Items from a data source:
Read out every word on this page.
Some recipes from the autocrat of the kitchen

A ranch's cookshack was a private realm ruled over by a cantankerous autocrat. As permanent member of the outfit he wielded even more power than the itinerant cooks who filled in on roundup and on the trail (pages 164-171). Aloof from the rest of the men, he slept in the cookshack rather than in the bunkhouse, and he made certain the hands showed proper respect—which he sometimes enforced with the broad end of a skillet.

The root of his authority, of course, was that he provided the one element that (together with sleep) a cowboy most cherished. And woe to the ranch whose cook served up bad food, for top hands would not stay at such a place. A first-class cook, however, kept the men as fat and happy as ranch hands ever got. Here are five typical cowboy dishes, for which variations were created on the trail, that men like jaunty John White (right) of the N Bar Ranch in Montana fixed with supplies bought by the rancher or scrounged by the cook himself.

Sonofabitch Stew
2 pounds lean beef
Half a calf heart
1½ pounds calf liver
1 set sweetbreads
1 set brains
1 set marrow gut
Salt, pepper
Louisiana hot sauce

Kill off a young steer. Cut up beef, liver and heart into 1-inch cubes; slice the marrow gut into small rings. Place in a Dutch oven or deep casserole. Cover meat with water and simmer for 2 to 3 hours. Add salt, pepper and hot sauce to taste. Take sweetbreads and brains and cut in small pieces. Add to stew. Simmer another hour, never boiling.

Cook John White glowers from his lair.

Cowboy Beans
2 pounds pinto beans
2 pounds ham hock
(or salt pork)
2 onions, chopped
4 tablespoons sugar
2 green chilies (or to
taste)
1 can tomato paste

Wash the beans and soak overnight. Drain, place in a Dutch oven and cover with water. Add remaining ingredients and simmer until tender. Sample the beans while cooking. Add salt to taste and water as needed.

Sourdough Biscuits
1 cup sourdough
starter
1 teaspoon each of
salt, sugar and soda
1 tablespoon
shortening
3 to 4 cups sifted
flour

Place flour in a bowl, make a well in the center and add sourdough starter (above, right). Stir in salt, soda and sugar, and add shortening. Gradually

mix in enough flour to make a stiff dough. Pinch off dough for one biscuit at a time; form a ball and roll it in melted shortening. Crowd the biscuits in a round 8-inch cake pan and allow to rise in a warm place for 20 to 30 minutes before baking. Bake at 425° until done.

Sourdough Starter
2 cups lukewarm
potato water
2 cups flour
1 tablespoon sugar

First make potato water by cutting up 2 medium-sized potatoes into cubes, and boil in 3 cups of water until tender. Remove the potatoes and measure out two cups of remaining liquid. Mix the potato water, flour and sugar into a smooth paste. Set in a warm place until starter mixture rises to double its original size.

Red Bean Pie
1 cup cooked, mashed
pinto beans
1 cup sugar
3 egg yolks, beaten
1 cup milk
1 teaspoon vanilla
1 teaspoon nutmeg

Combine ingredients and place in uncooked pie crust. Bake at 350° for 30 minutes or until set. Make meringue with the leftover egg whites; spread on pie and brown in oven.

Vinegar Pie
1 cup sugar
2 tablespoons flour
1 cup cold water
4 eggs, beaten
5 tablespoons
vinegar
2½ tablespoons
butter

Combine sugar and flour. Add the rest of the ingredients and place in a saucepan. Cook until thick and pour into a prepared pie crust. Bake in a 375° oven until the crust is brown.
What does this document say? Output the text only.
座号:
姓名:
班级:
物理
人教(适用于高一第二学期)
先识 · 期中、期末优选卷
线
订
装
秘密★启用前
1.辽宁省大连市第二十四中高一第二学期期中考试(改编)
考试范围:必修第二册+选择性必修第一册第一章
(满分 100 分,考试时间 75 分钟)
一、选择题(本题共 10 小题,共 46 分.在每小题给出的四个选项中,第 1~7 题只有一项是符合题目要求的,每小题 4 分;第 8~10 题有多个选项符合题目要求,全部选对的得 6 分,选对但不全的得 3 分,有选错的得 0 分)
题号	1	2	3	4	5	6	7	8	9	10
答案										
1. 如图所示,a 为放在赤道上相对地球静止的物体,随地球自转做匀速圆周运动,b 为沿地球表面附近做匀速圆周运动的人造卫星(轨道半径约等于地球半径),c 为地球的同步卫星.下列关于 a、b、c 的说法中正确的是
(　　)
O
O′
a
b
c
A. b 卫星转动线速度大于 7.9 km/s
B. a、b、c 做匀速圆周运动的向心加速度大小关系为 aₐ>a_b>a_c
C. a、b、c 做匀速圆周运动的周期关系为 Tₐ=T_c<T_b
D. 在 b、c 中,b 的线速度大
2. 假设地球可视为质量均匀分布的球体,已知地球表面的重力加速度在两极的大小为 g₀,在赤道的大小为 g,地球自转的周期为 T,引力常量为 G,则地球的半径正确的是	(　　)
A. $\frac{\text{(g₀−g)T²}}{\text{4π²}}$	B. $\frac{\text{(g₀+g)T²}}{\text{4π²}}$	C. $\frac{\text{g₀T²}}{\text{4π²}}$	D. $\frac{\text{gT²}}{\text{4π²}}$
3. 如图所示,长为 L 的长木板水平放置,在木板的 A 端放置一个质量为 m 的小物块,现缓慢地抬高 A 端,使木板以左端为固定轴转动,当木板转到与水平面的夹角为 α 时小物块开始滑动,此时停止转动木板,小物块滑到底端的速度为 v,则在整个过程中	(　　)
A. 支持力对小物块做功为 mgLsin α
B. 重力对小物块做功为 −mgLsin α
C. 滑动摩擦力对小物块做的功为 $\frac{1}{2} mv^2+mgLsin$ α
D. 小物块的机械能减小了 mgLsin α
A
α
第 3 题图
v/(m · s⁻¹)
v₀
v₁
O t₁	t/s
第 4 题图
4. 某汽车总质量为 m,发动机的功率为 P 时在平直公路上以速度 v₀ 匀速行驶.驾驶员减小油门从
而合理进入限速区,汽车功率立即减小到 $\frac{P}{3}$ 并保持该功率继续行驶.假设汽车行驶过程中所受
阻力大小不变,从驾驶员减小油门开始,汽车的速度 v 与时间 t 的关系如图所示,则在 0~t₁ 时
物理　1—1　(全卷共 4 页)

• [Work required]: Where a line contains the string "Combine", extract that line.

• [Answer to the problem]:
Combine ingredients and place in uncooked pie crust. Bake at 350° for 30 minutes or until set. Make meringue with the leftover egg whites; spread on pie and brown in oven.
Combine sugar and flour. Add the rest of the ingredients and place in a saucepan. Cook until thick and pour into a prepared pie crust. Bake in a 375° oven until the crust is brown.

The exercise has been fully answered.